OBJECTIVE: Your task is to give the data again, exactly, with every line intact.

SUPPLIED INFORMATION:
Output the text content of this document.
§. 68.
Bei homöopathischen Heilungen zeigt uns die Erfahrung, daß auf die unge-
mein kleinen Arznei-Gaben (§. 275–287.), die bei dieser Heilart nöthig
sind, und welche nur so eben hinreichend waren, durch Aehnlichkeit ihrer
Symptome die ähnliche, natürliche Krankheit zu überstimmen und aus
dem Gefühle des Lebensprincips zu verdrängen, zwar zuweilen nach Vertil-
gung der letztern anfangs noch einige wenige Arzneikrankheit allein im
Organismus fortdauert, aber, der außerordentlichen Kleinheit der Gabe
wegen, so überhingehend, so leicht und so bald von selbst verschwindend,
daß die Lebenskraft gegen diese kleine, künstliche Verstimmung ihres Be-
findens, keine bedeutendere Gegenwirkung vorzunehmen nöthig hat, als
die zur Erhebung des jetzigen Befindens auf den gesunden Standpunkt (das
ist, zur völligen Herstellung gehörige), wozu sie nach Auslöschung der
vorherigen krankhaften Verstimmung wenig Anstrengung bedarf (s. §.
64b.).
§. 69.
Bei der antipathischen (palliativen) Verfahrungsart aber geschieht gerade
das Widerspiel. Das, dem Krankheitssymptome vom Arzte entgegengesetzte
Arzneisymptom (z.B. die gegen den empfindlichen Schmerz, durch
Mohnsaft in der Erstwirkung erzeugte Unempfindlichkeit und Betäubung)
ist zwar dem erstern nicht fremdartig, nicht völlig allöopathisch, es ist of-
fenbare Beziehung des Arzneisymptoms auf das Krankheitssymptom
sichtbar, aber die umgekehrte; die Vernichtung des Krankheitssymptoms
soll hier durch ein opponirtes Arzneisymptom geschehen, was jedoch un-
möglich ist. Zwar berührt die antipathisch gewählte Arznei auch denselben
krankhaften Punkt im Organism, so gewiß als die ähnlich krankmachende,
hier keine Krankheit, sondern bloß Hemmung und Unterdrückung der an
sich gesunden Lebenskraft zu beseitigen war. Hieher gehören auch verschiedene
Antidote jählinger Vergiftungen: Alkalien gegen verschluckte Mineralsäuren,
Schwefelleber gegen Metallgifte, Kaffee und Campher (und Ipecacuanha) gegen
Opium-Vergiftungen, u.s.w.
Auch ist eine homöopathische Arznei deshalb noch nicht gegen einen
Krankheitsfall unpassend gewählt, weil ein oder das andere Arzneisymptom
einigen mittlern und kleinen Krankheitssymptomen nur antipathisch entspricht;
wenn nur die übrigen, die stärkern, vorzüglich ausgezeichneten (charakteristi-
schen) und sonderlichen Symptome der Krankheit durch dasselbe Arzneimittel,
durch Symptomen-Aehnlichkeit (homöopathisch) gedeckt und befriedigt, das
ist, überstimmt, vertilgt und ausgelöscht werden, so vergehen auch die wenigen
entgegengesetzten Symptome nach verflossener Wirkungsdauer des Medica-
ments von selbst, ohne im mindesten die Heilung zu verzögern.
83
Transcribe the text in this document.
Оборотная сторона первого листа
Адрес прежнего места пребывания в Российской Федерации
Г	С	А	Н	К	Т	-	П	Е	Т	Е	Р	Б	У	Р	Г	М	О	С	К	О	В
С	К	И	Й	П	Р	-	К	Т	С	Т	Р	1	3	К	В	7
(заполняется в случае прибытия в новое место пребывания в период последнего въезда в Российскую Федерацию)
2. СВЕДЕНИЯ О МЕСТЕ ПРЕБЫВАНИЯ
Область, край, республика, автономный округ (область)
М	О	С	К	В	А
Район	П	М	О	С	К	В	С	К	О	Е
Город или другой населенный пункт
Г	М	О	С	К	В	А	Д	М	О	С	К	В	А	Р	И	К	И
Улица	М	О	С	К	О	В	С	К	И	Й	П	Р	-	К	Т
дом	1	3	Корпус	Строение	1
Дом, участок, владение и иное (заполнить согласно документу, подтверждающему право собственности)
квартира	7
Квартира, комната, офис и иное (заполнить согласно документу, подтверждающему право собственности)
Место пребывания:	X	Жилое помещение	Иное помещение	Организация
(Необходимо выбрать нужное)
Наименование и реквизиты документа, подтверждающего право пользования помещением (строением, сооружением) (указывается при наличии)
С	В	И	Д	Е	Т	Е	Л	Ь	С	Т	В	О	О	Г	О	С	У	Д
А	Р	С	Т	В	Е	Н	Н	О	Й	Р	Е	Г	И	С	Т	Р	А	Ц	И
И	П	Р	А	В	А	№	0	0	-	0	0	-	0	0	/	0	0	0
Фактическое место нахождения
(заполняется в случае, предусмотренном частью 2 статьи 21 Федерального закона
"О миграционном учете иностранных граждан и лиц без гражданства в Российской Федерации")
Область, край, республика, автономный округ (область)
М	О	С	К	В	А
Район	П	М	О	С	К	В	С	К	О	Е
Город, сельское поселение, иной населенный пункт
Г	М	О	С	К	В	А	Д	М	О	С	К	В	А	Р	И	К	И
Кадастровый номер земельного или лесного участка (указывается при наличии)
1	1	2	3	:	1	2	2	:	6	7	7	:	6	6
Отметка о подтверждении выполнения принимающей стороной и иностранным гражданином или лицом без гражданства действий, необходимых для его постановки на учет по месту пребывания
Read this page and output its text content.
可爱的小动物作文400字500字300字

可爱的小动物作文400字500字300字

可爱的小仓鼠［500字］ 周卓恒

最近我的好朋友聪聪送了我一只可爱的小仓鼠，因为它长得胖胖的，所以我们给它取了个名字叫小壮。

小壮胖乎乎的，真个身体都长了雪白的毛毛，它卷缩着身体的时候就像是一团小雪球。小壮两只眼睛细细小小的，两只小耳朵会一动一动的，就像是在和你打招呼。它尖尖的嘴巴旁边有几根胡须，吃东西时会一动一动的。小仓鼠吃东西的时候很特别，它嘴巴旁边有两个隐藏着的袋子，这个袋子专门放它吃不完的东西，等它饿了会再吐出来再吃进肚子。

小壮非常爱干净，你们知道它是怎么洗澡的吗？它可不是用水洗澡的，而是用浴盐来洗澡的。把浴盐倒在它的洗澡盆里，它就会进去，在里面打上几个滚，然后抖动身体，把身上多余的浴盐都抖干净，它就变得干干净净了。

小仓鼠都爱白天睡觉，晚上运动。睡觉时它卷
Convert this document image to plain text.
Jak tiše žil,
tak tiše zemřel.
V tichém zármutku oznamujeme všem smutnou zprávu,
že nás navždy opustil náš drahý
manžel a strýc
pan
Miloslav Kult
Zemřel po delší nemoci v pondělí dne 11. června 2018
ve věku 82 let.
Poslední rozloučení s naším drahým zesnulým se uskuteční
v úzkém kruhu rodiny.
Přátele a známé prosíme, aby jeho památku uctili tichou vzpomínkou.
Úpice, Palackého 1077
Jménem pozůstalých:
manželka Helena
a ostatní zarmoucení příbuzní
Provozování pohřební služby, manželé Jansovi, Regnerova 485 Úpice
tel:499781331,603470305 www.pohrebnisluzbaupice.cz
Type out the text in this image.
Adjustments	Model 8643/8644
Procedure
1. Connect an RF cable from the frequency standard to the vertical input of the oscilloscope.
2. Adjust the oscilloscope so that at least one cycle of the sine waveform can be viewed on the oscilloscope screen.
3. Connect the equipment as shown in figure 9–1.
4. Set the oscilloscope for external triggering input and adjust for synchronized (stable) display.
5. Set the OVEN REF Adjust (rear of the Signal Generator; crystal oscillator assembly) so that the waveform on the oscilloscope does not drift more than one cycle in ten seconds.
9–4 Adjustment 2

THE ANSWER:
Output the text content of this document.
§. 68.
Bei homöopathischen Heilungen zeigt uns die Erfahrung, daß auf die unge-
mein kleinen Arznei-Gaben (§. 275–287.), die bei dieser Heilart nöthig
sind, und welche nur so eben hinreichend waren, durch Aehnlichkeit ihrer
Symptome die ähnliche, natürliche Krankheit zu überstimmen und aus
dem Gefühle des Lebensprincips zu verdrängen, zwar zuweilen nach Vertil-
gung der letztern anfangs noch einige wenige Arzneikrankheit allein im
Organismus fortdauert, aber, der außerordentlichen Kleinheit der Gabe
wegen, so überhingehend, so leicht und so bald von selbst verschwindend,
daß die Lebenskraft gegen diese kleine, künstliche Verstimmung ihres Be-
findens, keine bedeutendere Gegenwirkung vorzunehmen nöthig hat, als
die zur Erhebung des jetzigen Befindens auf den gesunden Standpunkt (das
ist, zur völligen Herstellung gehörige), wozu sie nach Auslöschung der
vorherigen krankhaften Verstimmung wenig Anstrengung bedarf (s. §.
64b.).
§. 69.
Bei der antipathischen (palliativen) Verfahrungsart aber geschieht gerade
das Widerspiel. Das, dem Krankheitssymptome vom Arzte entgegengesetzte
Arzneisymptom (z.B. die gegen den empfindlichen Schmerz, durch
Mohnsaft in der Erstwirkung erzeugte Unempfindlichkeit und Betäubung)
ist zwar dem erstern nicht fremdartig, nicht völlig allöopathisch, es ist of-
fenbare Beziehung des Arzneisymptoms auf das Krankheitssymptom
sichtbar, aber die umgekehrte; die Vernichtung des Krankheitssymptoms
soll hier durch ein opponirtes Arzneisymptom geschehen, was jedoch un-
möglich ist. Zwar berührt die antipathisch gewählte Arznei auch denselben
krankhaften Punkt im Organism, so gewiß als die ähnlich krankmachende,
hier keine Krankheit, sondern bloß Hemmung und Unterdrückung der an
sich gesunden Lebenskraft zu beseitigen war. Hieher gehören auch verschiedene
Antidote jählinger Vergiftungen: Alkalien gegen verschluckte Mineralsäuren,
Schwefelleber gegen Metallgifte, Kaffee und Campher (und Ipecacuanha) gegen
Opium-Vergiftungen, u.s.w.
Auch ist eine homöopathische Arznei deshalb noch nicht gegen einen
Krankheitsfall unpassend gewählt, weil ein oder das andere Arzneisymptom
einigen mittlern und kleinen Krankheitssymptomen nur antipathisch entspricht;
wenn nur die übrigen, die stärkern, vorzüglich ausgezeichneten (charakteristi-
schen) und sonderlichen Symptome der Krankheit durch dasselbe Arzneimittel,
durch Symptomen-Aehnlichkeit (homöopathisch) gedeckt und befriedigt, das
ist, überstimmt, vertilgt und ausgelöscht werden, so vergehen auch die wenigen
entgegengesetzten Symptome nach verflossener Wirkungsdauer des Medica-
ments von selbst, ohne im mindesten die Heilung zu verzögern.
83
Transcribe the text in this document.
Оборотная сторона первого листа
Адрес прежнего места пребывания в Российской Федерации
Г	С	А	Н	К	Т	-	П	Е	Т	Е	Р	Б	У	Р	Г	М	О	С	К	О	В
С	К	И	Й	П	Р	-	К	Т	С	Т	Р	1	3	К	В	7
(заполняется в случае прибытия в новое место пребывания в период последнего въезда в Российскую Федерацию)
2. СВЕДЕНИЯ О МЕСТЕ ПРЕБЫВАНИЯ
Область, край, республика, автономный округ (область)
М	О	С	К	В	А
Район	П	М	О	С	К	В	С	К	О	Е
Город или другой населенный пункт
Г	М	О	С	К	В	А	Д	М	О	С	К	В	А	Р	И	К	И
Улица	М	О	С	К	О	В	С	К	И	Й	П	Р	-	К	Т
дом	1	3	Корпус	Строение	1
Дом, участок, владение и иное (заполнить согласно документу, подтверждающему право собственности)
квартира	7
Квартира, комната, офис и иное (заполнить согласно документу, подтверждающему право собственности)
Место пребывания:	X	Жилое помещение	Иное помещение	Организация
(Необходимо выбрать нужное)
Наименование и реквизиты документа, подтверждающего право пользования помещением (строением, сооружением) (указывается при наличии)
С	В	И	Д	Е	Т	Е	Л	Ь	С	Т	В	О	О	Г	О	С	У	Д
А	Р	С	Т	В	Е	Н	Н	О	Й	Р	Е	Г	И	С	Т	Р	А	Ц	И
И	П	Р	А	В	А	№	0	0	-	0	0	-	0	0	/	0	0	0
Фактическое место нахождения
(заполняется в случае, предусмотренном частью 2 статьи 21 Федерального закона
"О миграционном учете иностранных граждан и лиц без гражданства в Российской Федерации")
Область, край, республика, автономный округ (область)
М	О	С	К	В	А
Район	П	М	О	С	К	В	С	К	О	Е
Город, сельское поселение, иной населенный пункт
Г	М	О	С	К	В	А	Д	М	О	С	К	В	А	Р	И	К	И
Кадастровый номер земельного или лесного участка (указывается при наличии)
1	1	2	3	:	1	2	2	:	6	7	7	:	6	6
Отметка о подтверждении выполнения принимающей стороной и иностранным гражданином или лицом без гражданства действий, необходимых для его постановки на учет по месту пребывания
Read this page and output its text content.
可爱的小动物作文400字500字300字

可爱的小动物作文400字500字300字

可爱的小仓鼠［500字］ 周卓恒

最近我的好朋友聪聪送了我一只可爱的小仓鼠，因为它长得胖胖的，所以我们给它取了个名字叫小壮。

小壮胖乎乎的，真个身体都长了雪白的毛毛，它卷缩着身体的时候就像是一团小雪球。小壮两只眼睛细细小小的，两只小耳朵会一动一动的，就像是在和你打招呼。它尖尖的嘴巴旁边有几根胡须，吃东西时会一动一动的。小仓鼠吃东西的时候很特别，它嘴巴旁边有两个隐藏着的袋子，这个袋子专门放它吃不完的东西，等它饿了会再吐出来再吃进肚子。

小壮非常爱干净，你们知道它是怎么洗澡的吗？它可不是用水洗澡的，而是用浴盐来洗澡的。把浴盐倒在它的洗澡盆里，它就会进去，在里面打上几个滚，然后抖动身体，把身上多余的浴盐都抖干净，它就变得干干净净了。

小仓鼠都爱白天睡觉，晚上运动。睡觉时它卷
Convert this document image to plain text.
Jak tiše žil,
tak tiše zemřel.
V tichém zármutku oznamujeme všem smutnou zprávu,
že nás navždy opustil náš drahý
manžel a strýc
pan
Miloslav Kult
Zemřel po delší nemoci v pondělí dne 11. června 2018
ve věku 82 let.
Poslední rozloučení s naším drahým zesnulým se uskuteční
v úzkém kruhu rodiny.
Přátele a známé prosíme, aby jeho památku uctili tichou vzpomínkou.
Úpice, Palackého 1077
Jménem pozůstalých:
manželka Helena
a ostatní zarmoucení příbuzní
Provozování pohřební služby, manželé Jansovi, Regnerova 485 Úpice
tel:499781331,603470305 www.pohrebnisluzbaupice.cz
Type out the text in this image.
Adjustments	Model 8643/8644
Procedure
1. Connect an RF cable from the frequency standard to the vertical input of the oscilloscope.
2. Adjust the oscilloscope so that at least one cycle of the sine waveform can be viewed on the oscilloscope screen.
3. Connect the equipment as shown in figure 9–1.
4. Set the oscilloscope for external triggering input and adjust for synchronized (stable) display.
5. Set the OVEN REF Adjust (rear of the Signal Generator; crystal oscillator assembly) so that the waveform on the oscilloscope does not drift more than one cycle in ten seconds.
9–4 Adjustment 2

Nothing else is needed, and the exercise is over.